> [STATED GOAL]: Quote the records from the beginning through the line containing "bar-fill-2023 (1070, 157, 1120, 625)", including both ends, and copy each line word for word.

········

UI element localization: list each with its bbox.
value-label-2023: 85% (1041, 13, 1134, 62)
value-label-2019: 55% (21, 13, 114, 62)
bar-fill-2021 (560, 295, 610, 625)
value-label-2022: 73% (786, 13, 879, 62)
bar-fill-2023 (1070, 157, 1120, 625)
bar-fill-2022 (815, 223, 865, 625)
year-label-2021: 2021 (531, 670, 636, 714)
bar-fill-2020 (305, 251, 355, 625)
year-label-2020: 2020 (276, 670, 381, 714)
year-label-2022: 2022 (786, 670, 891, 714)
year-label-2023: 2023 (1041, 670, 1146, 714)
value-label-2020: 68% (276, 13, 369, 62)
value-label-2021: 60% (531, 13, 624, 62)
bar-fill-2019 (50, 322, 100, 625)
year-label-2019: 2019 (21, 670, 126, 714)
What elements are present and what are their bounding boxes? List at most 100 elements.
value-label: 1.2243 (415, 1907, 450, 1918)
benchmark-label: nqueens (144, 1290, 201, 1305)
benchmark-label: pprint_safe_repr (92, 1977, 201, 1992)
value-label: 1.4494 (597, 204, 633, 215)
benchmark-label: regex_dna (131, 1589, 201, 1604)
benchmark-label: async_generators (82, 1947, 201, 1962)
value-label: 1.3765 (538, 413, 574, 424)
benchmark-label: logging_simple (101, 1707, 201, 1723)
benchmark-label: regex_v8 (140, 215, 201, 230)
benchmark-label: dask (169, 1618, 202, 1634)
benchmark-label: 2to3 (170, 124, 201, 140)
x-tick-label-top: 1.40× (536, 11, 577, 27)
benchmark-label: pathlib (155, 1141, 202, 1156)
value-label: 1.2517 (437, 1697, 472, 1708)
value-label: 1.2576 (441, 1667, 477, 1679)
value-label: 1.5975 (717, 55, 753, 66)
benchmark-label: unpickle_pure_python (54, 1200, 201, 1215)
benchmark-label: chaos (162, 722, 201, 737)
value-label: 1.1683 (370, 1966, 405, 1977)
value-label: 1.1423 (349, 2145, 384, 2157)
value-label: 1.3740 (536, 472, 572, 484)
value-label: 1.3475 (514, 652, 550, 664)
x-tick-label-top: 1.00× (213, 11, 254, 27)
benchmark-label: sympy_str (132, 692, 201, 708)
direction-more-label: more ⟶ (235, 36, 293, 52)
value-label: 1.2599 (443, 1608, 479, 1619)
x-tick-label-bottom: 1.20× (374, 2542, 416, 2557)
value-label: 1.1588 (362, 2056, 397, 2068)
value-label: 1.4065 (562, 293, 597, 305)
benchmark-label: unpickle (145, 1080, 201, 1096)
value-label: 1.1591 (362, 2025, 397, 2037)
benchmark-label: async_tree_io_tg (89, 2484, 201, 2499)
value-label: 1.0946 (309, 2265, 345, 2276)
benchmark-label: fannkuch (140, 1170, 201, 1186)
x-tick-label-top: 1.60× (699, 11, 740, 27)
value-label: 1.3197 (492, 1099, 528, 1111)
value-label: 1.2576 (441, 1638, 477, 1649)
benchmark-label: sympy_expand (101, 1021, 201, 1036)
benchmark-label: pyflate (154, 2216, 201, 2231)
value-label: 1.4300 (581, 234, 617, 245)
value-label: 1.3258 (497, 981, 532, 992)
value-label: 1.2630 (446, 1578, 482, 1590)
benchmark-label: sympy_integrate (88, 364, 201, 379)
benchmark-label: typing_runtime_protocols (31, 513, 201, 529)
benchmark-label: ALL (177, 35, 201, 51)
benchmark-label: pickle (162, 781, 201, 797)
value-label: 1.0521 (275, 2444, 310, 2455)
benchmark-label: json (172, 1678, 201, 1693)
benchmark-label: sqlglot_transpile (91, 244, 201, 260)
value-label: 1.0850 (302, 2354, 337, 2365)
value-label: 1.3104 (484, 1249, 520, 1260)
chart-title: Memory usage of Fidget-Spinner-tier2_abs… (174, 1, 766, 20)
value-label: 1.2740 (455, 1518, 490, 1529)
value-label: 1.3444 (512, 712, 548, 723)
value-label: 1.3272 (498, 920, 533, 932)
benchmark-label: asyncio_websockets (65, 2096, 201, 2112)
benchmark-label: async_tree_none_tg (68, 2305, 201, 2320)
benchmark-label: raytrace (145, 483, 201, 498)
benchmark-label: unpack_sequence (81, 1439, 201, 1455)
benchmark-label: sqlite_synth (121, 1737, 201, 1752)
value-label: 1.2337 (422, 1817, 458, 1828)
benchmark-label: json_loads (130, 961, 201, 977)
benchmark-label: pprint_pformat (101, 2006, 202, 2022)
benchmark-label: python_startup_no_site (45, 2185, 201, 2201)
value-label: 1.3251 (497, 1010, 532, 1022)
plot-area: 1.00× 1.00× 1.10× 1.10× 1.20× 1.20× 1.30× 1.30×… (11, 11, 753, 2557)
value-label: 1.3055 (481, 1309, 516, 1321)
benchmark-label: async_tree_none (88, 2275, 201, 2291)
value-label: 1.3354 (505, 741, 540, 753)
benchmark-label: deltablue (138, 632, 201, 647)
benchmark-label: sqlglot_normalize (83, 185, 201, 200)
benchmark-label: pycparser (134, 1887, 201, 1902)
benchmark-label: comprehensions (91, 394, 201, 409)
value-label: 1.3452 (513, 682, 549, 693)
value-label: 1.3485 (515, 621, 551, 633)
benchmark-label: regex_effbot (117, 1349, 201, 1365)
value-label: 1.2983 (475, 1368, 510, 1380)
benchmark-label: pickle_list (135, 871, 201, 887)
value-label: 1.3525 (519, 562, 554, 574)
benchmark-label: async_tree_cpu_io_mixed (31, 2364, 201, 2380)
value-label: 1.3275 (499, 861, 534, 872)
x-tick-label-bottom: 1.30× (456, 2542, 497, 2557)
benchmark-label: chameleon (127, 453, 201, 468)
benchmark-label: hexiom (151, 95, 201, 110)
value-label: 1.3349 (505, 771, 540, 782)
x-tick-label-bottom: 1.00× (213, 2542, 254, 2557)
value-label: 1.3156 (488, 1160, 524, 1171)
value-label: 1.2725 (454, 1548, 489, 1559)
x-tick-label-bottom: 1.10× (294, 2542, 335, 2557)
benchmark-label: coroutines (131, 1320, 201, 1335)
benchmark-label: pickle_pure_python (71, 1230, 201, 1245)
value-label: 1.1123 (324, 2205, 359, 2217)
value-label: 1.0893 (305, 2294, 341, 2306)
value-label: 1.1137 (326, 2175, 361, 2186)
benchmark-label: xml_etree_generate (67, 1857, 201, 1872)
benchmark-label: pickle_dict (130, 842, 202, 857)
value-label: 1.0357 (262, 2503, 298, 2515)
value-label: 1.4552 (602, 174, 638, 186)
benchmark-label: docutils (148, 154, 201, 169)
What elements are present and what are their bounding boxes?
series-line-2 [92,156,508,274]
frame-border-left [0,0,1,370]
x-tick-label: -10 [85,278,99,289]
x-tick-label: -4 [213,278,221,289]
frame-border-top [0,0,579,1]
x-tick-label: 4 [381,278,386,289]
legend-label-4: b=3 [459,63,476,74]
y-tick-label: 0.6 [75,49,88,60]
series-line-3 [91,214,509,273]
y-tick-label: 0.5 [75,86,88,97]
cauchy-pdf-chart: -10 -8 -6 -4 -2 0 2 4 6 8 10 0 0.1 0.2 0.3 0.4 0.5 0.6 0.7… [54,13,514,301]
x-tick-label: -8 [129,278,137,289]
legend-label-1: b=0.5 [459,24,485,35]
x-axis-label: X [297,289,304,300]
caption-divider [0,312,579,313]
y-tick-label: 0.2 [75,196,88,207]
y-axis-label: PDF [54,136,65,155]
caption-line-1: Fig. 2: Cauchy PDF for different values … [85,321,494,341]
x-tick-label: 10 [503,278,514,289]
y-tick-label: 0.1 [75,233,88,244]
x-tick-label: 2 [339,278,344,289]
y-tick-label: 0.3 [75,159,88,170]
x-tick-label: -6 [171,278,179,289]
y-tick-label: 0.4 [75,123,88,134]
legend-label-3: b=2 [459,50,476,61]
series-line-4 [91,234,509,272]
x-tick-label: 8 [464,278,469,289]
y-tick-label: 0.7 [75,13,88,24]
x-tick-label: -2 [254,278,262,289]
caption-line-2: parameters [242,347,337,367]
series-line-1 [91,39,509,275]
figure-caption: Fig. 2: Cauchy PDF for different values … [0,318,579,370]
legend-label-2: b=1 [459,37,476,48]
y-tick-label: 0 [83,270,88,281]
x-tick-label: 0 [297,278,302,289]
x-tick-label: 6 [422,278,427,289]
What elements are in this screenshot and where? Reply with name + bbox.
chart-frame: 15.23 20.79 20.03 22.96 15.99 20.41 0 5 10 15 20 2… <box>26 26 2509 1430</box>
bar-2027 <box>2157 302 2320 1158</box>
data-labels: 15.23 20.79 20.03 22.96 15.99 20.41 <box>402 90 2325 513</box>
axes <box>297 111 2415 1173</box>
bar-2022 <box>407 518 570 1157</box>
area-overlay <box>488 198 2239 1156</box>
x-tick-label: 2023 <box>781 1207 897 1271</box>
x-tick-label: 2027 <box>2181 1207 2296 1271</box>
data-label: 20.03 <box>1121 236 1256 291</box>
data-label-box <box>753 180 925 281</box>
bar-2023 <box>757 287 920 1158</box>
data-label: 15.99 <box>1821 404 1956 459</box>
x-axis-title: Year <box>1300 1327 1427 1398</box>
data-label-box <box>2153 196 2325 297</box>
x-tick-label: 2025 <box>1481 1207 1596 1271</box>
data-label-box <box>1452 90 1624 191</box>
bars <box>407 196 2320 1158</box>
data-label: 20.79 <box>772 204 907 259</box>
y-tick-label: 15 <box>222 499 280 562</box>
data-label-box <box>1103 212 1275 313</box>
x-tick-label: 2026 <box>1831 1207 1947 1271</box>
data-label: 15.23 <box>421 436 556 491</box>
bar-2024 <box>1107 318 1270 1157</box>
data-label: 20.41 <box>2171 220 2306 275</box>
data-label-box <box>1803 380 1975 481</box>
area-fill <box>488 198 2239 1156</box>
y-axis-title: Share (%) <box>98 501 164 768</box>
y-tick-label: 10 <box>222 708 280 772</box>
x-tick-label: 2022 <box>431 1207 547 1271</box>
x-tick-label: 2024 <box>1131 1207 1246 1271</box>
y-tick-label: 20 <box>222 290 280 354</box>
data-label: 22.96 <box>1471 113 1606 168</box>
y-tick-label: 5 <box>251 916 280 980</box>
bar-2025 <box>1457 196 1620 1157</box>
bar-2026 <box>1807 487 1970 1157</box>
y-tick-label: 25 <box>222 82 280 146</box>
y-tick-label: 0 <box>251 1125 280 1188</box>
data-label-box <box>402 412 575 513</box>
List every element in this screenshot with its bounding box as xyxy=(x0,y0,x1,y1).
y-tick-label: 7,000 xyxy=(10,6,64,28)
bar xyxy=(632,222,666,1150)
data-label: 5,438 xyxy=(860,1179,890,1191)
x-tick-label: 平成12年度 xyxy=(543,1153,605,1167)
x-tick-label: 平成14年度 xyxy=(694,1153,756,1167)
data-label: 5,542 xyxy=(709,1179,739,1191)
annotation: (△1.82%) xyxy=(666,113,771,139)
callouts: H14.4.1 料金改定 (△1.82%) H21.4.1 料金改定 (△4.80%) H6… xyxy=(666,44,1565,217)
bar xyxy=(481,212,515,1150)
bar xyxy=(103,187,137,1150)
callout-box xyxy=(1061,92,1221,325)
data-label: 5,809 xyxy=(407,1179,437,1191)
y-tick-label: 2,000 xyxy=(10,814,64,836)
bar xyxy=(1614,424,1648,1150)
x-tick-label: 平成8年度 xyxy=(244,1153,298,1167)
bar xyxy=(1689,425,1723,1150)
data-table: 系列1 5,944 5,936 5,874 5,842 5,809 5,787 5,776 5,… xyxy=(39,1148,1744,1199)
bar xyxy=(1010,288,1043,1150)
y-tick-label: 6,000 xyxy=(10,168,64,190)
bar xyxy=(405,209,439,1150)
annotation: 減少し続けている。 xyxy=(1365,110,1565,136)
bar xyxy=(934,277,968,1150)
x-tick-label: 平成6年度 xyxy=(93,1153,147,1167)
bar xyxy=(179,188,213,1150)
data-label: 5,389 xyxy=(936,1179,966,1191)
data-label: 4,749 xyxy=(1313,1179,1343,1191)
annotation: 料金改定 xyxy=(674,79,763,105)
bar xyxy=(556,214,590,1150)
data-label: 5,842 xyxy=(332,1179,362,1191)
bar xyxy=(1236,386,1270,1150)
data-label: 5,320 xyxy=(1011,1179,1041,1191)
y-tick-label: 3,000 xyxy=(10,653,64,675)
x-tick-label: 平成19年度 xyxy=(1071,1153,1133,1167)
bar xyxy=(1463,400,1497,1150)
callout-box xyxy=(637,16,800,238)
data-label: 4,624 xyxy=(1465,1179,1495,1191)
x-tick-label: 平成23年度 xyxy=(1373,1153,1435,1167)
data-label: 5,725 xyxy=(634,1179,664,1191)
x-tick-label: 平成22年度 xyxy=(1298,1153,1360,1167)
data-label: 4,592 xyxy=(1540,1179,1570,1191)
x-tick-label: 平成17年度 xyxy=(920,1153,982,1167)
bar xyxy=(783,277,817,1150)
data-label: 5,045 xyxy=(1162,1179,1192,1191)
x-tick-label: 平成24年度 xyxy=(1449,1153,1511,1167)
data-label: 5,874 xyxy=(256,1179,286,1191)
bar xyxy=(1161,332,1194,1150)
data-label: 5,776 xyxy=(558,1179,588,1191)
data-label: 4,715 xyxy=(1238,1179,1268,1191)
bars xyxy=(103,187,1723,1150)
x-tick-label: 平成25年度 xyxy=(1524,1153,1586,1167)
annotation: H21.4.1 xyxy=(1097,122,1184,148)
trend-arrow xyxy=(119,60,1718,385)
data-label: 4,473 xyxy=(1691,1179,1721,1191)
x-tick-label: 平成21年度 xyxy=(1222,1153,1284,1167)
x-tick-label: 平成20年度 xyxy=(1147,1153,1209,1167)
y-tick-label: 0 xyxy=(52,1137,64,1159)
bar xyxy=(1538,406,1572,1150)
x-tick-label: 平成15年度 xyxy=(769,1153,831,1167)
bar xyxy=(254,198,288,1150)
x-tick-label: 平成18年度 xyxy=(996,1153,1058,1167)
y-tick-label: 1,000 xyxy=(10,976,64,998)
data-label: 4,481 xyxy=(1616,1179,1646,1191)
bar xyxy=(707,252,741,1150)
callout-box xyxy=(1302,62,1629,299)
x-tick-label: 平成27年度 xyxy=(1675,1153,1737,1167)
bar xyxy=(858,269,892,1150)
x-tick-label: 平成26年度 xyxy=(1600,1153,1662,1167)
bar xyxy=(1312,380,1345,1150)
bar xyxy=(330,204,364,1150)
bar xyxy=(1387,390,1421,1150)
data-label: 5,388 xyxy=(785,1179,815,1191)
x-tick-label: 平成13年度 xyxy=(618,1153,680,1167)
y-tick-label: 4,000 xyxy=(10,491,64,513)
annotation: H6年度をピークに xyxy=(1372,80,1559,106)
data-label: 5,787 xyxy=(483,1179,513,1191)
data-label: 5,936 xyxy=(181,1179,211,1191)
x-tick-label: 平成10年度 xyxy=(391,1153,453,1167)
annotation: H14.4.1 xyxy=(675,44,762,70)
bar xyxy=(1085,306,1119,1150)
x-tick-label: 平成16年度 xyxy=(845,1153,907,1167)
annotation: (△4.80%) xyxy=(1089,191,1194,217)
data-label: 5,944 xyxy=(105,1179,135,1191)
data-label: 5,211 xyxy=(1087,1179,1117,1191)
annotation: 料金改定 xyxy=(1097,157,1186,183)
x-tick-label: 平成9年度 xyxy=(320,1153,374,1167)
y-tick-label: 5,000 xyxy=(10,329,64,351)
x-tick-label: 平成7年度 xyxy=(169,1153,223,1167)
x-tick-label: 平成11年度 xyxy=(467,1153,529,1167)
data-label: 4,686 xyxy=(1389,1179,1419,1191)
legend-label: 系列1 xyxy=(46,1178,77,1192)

········

> [COMPLETE ANSWER]:
UI element localization: list each with its bbox.
value-label-2023: 85% (1041, 13, 1134, 62)
value-label-2019: 55% (21, 13, 114, 62)
bar-fill-2021 (560, 295, 610, 625)
value-label-2022: 73% (786, 13, 879, 62)
bar-fill-2023 (1070, 157, 1120, 625)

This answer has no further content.